*** Material provided ***

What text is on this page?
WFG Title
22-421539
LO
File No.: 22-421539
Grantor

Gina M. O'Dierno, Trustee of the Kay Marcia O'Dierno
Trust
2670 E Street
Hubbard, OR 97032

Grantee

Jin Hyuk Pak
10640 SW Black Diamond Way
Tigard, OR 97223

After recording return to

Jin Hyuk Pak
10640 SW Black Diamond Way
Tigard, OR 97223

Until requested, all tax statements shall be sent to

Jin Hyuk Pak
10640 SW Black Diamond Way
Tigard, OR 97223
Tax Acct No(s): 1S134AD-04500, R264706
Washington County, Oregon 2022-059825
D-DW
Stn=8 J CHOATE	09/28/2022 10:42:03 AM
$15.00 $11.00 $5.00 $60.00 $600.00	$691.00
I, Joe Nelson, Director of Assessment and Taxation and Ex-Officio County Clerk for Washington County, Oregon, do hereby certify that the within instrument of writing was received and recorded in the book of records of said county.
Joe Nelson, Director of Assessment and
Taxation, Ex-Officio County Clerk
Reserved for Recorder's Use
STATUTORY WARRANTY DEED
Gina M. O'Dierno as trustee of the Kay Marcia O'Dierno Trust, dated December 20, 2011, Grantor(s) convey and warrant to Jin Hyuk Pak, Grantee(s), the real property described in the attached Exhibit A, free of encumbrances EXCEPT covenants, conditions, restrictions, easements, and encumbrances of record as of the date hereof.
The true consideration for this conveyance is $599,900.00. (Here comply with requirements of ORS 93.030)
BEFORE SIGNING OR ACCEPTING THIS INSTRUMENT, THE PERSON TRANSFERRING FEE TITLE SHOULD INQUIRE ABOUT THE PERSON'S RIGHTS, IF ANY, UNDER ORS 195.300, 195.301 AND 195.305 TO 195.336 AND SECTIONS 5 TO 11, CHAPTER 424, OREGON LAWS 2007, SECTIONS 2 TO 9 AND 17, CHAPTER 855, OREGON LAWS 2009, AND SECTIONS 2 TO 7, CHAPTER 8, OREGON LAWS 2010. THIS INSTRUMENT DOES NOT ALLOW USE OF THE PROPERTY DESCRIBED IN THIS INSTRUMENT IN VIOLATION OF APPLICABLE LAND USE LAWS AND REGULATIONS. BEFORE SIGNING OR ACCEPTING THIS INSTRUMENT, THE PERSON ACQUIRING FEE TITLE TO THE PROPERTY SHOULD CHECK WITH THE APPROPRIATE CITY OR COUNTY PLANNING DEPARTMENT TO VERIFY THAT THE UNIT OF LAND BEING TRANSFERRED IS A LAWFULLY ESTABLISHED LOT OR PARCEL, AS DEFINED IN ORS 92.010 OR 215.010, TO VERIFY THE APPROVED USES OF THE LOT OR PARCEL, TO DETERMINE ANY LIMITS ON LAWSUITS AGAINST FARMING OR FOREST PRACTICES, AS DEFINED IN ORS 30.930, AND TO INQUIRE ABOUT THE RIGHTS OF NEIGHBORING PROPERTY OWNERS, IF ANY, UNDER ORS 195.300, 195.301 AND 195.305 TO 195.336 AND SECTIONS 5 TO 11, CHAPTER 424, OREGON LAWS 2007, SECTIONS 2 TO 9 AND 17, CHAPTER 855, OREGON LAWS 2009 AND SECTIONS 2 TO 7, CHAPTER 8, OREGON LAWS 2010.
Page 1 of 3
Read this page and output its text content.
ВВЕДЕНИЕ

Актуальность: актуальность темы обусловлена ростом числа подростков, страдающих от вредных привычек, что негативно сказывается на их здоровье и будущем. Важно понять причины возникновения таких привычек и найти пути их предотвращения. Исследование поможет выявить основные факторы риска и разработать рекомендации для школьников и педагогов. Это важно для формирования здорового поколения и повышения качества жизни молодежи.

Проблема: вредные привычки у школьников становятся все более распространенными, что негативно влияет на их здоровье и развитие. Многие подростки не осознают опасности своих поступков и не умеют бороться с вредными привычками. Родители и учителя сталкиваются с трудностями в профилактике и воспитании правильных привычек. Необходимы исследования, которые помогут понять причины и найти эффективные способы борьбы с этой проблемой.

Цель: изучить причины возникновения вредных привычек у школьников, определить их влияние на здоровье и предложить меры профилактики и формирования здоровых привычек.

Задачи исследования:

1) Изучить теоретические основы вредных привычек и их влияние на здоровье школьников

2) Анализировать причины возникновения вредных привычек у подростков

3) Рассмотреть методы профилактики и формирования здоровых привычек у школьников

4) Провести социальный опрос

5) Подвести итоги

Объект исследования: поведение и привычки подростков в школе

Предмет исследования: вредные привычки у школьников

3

***

Note every line above where the string "негативно" shows up, and copy those lines.

Актуальность: актуальность темы обусловлена ростом числа подростков, страдающих от вредных привычек, что негативно сказывается на их здоровье и будущем. Важно понять причины возникновения таких привычек и найти пути их предотвращения. Исследование поможет выявить основные факторы риска и разработать рекомендации для школьников и педагогов. Это важно для формирования здорового поколения и повышения качества жизни молодежи.
Проблема: вредные привычки у школьников становятся все более распространенными, что негативно влияет на их здоровье и развитие. Многие подростки не осознают опасности своих поступков и не умеют бороться с вредными привычками. Родители и учителя сталкиваются с трудностями в профилактике и воспитании правильных привычек. Необходимы исследования, которые помогут понять причины и найти эффективные способы борьбы с этой проблемой.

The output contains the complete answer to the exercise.